• **PROBLEM DESCRIPTION**: Each line that follows should be printed again exactly as it stands.

####

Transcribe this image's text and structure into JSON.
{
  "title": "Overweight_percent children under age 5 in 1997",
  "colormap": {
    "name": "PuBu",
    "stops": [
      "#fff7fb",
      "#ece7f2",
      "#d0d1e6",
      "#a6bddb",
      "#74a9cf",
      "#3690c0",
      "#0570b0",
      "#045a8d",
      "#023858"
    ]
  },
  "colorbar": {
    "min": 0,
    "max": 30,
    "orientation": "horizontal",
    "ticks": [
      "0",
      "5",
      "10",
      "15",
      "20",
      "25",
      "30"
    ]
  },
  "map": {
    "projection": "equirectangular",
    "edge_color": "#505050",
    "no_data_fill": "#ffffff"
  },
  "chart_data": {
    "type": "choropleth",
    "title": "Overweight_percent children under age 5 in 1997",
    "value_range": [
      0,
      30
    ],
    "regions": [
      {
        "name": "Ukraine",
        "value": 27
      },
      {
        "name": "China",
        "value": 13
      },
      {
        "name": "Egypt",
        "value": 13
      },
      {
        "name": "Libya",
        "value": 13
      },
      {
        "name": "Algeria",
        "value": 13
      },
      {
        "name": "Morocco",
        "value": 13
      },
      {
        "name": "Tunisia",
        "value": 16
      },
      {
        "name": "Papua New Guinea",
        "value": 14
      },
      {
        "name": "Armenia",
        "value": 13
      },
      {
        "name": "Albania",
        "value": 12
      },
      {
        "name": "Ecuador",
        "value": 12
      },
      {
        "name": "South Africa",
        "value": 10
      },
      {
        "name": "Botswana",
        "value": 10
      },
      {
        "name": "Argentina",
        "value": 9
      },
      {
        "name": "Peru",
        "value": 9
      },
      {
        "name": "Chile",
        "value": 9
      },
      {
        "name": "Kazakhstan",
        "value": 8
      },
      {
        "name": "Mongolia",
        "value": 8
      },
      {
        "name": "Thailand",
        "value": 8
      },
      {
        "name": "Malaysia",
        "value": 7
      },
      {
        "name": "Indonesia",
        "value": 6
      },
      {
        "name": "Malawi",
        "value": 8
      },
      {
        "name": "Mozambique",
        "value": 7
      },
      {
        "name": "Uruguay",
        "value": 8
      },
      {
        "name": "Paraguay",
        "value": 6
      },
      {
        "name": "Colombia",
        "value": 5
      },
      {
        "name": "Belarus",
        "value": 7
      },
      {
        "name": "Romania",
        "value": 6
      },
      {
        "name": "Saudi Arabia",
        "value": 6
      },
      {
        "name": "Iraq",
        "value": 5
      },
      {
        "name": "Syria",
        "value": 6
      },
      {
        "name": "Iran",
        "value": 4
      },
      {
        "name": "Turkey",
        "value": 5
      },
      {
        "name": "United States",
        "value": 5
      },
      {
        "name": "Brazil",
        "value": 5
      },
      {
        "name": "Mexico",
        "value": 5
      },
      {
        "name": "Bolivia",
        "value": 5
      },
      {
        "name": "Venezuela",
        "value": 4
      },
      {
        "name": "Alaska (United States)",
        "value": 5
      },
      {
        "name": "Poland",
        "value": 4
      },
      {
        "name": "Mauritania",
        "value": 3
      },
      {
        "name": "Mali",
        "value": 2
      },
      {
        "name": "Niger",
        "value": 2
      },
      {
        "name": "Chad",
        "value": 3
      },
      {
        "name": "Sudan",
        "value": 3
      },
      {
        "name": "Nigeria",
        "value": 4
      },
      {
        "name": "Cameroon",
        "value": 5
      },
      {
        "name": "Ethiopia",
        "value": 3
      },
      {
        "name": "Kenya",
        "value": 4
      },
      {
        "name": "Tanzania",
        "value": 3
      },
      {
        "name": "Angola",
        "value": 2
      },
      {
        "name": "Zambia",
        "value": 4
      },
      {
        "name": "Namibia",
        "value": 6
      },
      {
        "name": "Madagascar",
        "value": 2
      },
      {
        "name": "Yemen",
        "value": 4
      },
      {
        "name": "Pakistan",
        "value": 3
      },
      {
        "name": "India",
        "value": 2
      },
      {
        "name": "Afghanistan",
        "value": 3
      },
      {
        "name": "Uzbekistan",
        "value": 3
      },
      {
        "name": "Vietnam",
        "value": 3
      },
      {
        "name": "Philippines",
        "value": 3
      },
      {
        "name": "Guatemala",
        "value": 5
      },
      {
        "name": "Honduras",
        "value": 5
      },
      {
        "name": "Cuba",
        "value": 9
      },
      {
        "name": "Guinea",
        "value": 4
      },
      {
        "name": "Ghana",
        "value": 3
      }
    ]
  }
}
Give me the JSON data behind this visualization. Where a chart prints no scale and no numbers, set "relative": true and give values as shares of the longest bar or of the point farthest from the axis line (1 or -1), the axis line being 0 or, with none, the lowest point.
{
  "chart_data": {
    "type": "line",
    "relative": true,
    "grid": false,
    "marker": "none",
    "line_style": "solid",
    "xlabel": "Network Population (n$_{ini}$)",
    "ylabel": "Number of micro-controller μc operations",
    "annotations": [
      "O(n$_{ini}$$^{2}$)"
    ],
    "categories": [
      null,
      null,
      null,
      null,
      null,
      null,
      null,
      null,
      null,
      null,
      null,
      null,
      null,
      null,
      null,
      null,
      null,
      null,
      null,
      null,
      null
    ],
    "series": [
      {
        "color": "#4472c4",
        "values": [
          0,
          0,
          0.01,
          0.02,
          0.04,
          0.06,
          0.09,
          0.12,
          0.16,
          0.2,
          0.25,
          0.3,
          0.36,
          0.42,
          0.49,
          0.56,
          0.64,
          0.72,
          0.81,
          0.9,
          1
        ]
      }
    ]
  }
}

####

• **RESULT**:
Transcribe this image's text and structure into JSON.
{
  "title": "Overweight_percent children under age 5 in 1997",
  "colormap": {
    "name": "PuBu",
    "stops": [
      "#fff7fb",
      "#ece7f2",
      "#d0d1e6",
      "#a6bddb",
      "#74a9cf",
      "#3690c0",
      "#0570b0",
      "#045a8d",
      "#023858"
    ]
  },
  "colorbar": {
    "min": 0,
    "max": 30,
    "orientation": "horizontal",
    "ticks": [
      "0",
      "5",
      "10",
      "15",
      "20",
      "25",
      "30"
    ]
  },
  "map": {
    "projection": "equirectangular",
    "edge_color": "#505050",
    "no_data_fill": "#ffffff"
  },
  "chart_data": {
    "type": "choropleth",
    "title": "Overweight_percent children under age 5 in 1997",
    "value_range": [
      0,
      30
    ],
    "regions": [
      {
        "name": "Ukraine",
        "value": 27
      },
      {
        "name": "China",
        "value": 13
      },
      {
        "name": "Egypt",
        "value": 13
      },
      {
        "name": "Libya",
        "value": 13
      },
      {
        "name": "Algeria",
        "value": 13
      },
      {
        "name": "Morocco",
        "value": 13
      },
      {
        "name": "Tunisia",
        "value": 16
      },
      {
        "name": "Papua New Guinea",
        "value": 14
      },
      {
        "name": "Armenia",
        "value": 13
      },
      {
        "name": "Albania",
        "value": 12
      },
      {
        "name": "Ecuador",
        "value": 12
      },
      {
        "name": "South Africa",
        "value": 10
      },
      {
        "name": "Botswana",
        "value": 10
      },
      {
        "name": "Argentina",
        "value": 9
      },
      {
        "name": "Peru",
        "value": 9
      },
      {
        "name": "Chile",
        "value": 9
      },
      {
        "name": "Kazakhstan",
        "value": 8
      },
      {
        "name": "Mongolia",
        "value": 8
      },
      {
        "name": "Thailand",
        "value": 8
      },
      {
        "name": "Malaysia",
        "value": 7
      },
      {
        "name": "Indonesia",
        "value": 6
      },
      {
        "name": "Malawi",
        "value": 8
      },
      {
        "name": "Mozambique",
        "value": 7
      },
      {
        "name": "Uruguay",
        "value": 8
      },
      {
        "name": "Paraguay",
        "value": 6
      },
      {
        "name": "Colombia",
        "value": 5
      },
      {
        "name": "Belarus",
        "value": 7
      },
      {
        "name": "Romania",
        "value": 6
      },
      {
        "name": "Saudi Arabia",
        "value": 6
      },
      {
        "name": "Iraq",
        "value": 5
      },
      {
        "name": "Syria",
        "value": 6
      },
      {
        "name": "Iran",
        "value": 4
      },
      {
        "name": "Turkey",
        "value": 5
      },
      {
        "name": "United States",
        "value": 5
      },
      {
        "name": "Brazil",
        "value": 5
      },
      {
        "name": "Mexico",
        "value": 5
      },
      {
        "name": "Bolivia",
        "value": 5
      },
      {
        "name": "Venezuela",
        "value": 4
      },
      {
        "name": "Alaska (United States)",
        "value": 5
      },
      {
        "name": "Poland",
        "value": 4
      },
      {
        "name": "Mauritania",
        "value": 3
      },
      {
        "name": "Mali",
        "value": 2
      },
      {
        "name": "Niger",
        "value": 2
      },
      {
        "name": "Chad",
        "value": 3
      },
      {
        "name": "Sudan",
        "value": 3
      },
      {
        "name": "Nigeria",
        "value": 4
      },
      {
        "name": "Cameroon",
        "value": 5
      },
      {
        "name": "Ethiopia",
        "value": 3
      },
      {
        "name": "Kenya",
        "value": 4
      },
      {
        "name": "Tanzania",
        "value": 3
      },
      {
        "name": "Angola",
        "value": 2
      },
      {
        "name": "Zambia",
        "value": 4
      },
      {
        "name": "Namibia",
        "value": 6
      },
      {
        "name": "Madagascar",
        "value": 2
      },
      {
        "name": "Yemen",
        "value": 4
      },
      {
        "name": "Pakistan",
        "value": 3
      },
      {
        "name": "India",
        "value": 2
      },
      {
        "name": "Afghanistan",
        "value": 3
      },
      {
        "name": "Uzbekistan",
        "value": 3
      },
      {
        "name": "Vietnam",
        "value": 3
      },
      {
        "name": "Philippines",
        "value": 3
      },
      {
        "name": "Guatemala",
        "value": 5
      },
      {
        "name": "Honduras",
        "value": 5
      },
      {
        "name": "Cuba",
        "value": 9
      },
      {
        "name": "Guinea",
        "value": 4
      },
      {
        "name": "Ghana",
        "value": 3
      }
    ]
  }
}
Give me the JSON data behind this visualization. Where a chart prints no scale and no numbers, set "relative": true and give values as shares of the longest bar or of the point farthest from the axis line (1 or -1), the axis line being 0 or, with none, the lowest point.
{
  "chart_data": {
    "type": "line",
    "relative": true,
    "grid": false,
    "marker": "none",
    "line_style": "solid",
    "xlabel": "Network Population (n$_{ini}$)",
    "ylabel": "Number of micro-controller μc operations",
    "annotations": [
      "O(n$_{ini}$$^{2}$)"
    ],
    "categories": [
      null,
      null,
      null,
      null,
      null,
      null,
      null,
      null,
      null,
      null,
      null,
      null,
      null,
      null,
      null,
      null,
      null,
      null,
      null,
      null,
      null
    ],
    "series": [
      {
        "color": "#4472c4",
        "values": [
          0,
          0,
          0.01,
          0.02,
          0.04,
          0.06,
          0.09,
          0.12,
          0.16,
          0.2,
          0.25,
          0.3,
          0.36,
          0.42,
          0.49,
          0.56,
          0.64,
          0.72,
          0.81,
          0.9,
          1
        ]
      }
    ]
  }
}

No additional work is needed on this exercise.